Data shown:
*-*-*
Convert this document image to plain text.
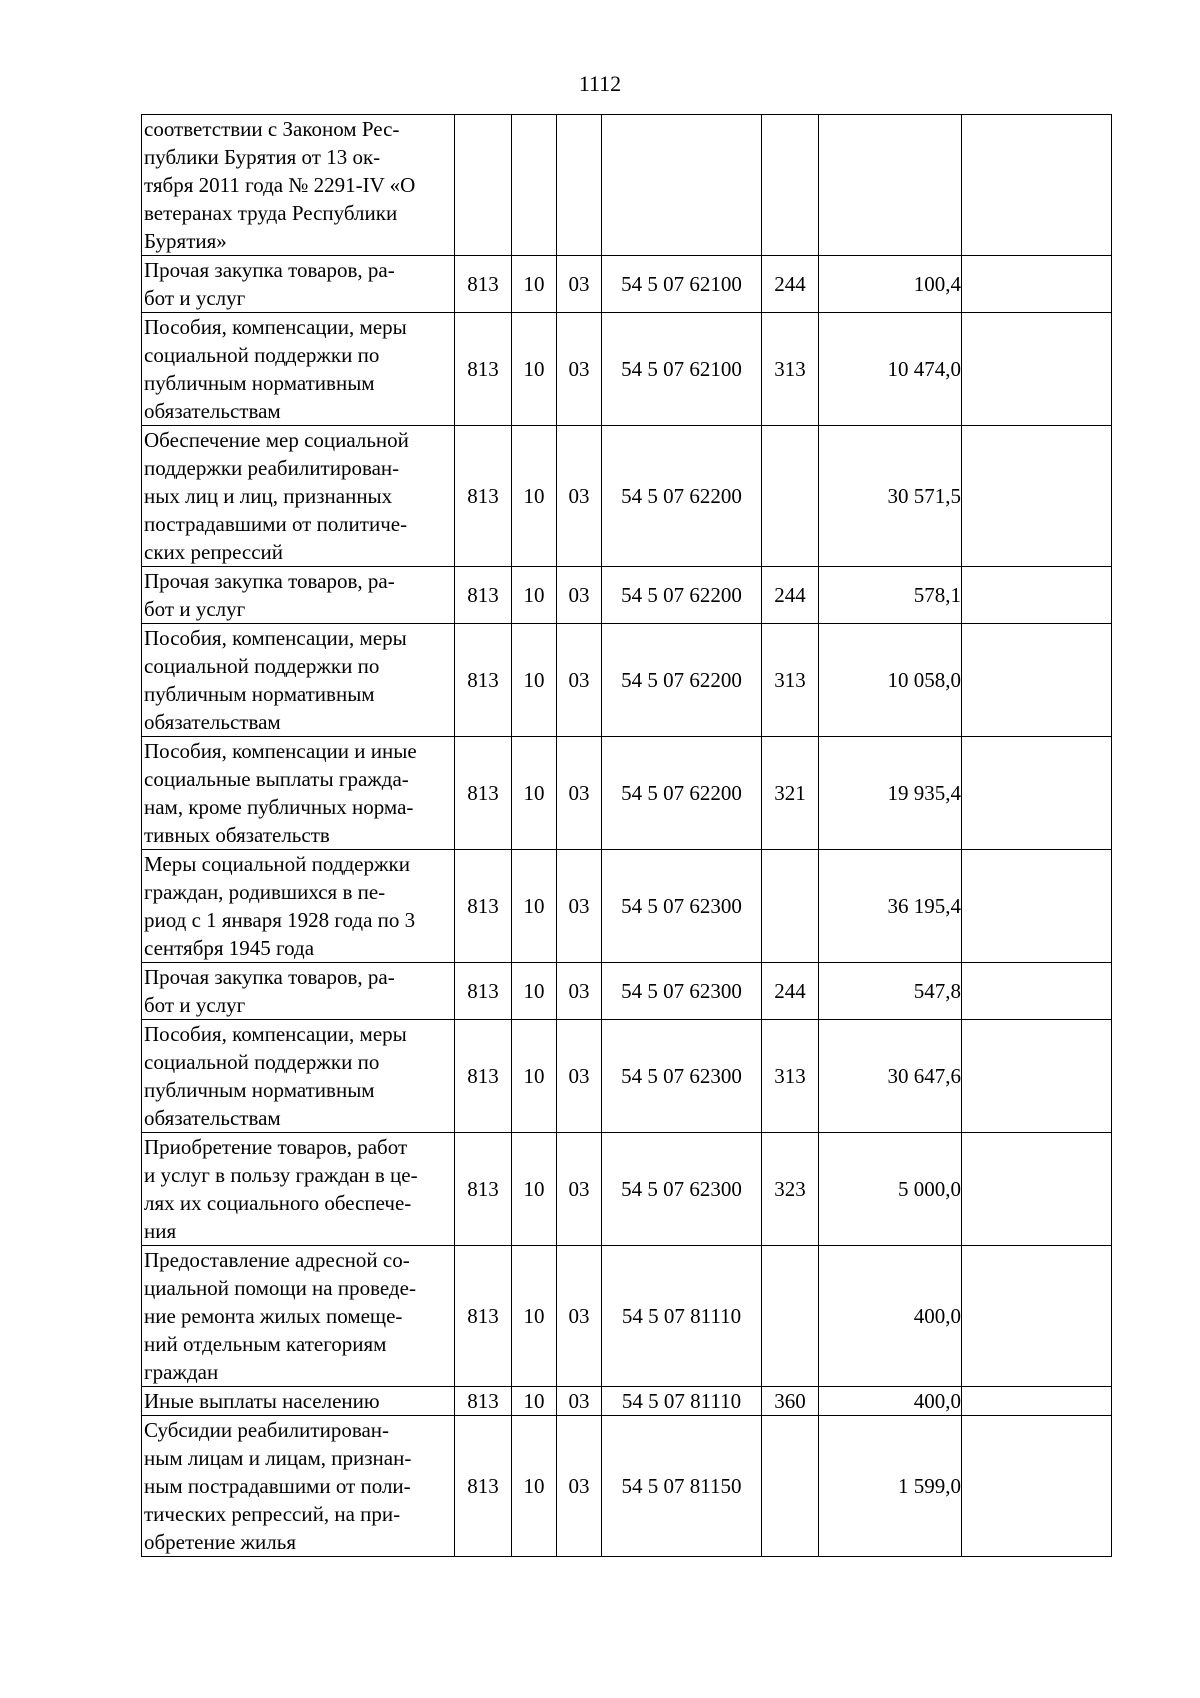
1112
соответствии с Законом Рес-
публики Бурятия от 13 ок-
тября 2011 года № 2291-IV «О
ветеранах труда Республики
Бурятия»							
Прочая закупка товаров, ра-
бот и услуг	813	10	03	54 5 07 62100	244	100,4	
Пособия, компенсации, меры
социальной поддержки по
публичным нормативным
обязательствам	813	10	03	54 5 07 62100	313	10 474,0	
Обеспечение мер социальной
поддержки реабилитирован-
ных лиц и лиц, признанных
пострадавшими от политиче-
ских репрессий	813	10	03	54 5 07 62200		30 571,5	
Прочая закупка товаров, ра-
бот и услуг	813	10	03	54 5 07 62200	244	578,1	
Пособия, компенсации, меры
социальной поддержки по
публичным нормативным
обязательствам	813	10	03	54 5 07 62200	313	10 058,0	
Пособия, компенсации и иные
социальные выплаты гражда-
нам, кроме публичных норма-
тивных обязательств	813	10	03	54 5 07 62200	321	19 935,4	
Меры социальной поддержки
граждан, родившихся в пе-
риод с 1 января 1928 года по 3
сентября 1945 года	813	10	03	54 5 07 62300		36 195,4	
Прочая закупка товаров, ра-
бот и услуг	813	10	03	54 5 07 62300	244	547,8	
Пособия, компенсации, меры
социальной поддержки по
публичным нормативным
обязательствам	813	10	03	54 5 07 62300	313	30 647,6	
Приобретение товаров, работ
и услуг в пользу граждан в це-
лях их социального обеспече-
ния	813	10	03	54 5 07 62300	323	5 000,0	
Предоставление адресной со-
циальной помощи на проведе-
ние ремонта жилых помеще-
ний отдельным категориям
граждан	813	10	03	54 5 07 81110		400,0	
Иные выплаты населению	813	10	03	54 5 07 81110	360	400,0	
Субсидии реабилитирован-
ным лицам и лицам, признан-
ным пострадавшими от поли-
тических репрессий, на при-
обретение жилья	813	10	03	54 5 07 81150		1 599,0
*-*-*
Task directions:
Set down the complete material exactly, but do not include the images.

Task output:
Convert this document image to plain text.
1112
соответствии с Законом Рес-
публики Бурятия от 13 ок-
тября 2011 года № 2291-IV «О
ветеранах труда Республики
Бурятия»							
Прочая закупка товаров, ра-
бот и услуг	813	10	03	54 5 07 62100	244	100,4	
Пособия, компенсации, меры
социальной поддержки по
публичным нормативным
обязательствам	813	10	03	54 5 07 62100	313	10 474,0	
Обеспечение мер социальной
поддержки реабилитирован-
ных лиц и лиц, признанных
пострадавшими от политиче-
ских репрессий	813	10	03	54 5 07 62200		30 571,5	
Прочая закупка товаров, ра-
бот и услуг	813	10	03	54 5 07 62200	244	578,1	
Пособия, компенсации, меры
социальной поддержки по
публичным нормативным
обязательствам	813	10	03	54 5 07 62200	313	10 058,0	
Пособия, компенсации и иные
социальные выплаты гражда-
нам, кроме публичных норма-
тивных обязательств	813	10	03	54 5 07 62200	321	19 935,4	
Меры социальной поддержки
граждан, родившихся в пе-
риод с 1 января 1928 года по 3
сентября 1945 года	813	10	03	54 5 07 62300		36 195,4	
Прочая закупка товаров, ра-
бот и услуг	813	10	03	54 5 07 62300	244	547,8	
Пособия, компенсации, меры
социальной поддержки по
публичным нормативным
обязательствам	813	10	03	54 5 07 62300	313	30 647,6	
Приобретение товаров, работ
и услуг в пользу граждан в це-
лях их социального обеспече-
ния	813	10	03	54 5 07 62300	323	5 000,0	
Предоставление адресной со-
циальной помощи на проведе-
ние ремонта жилых помеще-
ний отдельным категориям
граждан	813	10	03	54 5 07 81110		400,0	
Иные выплаты населению	813	10	03	54 5 07 81110	360	400,0	
Субсидии реабилитирован-
ным лицам и лицам, признан-
ным пострадавшими от поли-
тических репрессий, на при-
обретение жилья	813	10	03	54 5 07 81150		1 599,0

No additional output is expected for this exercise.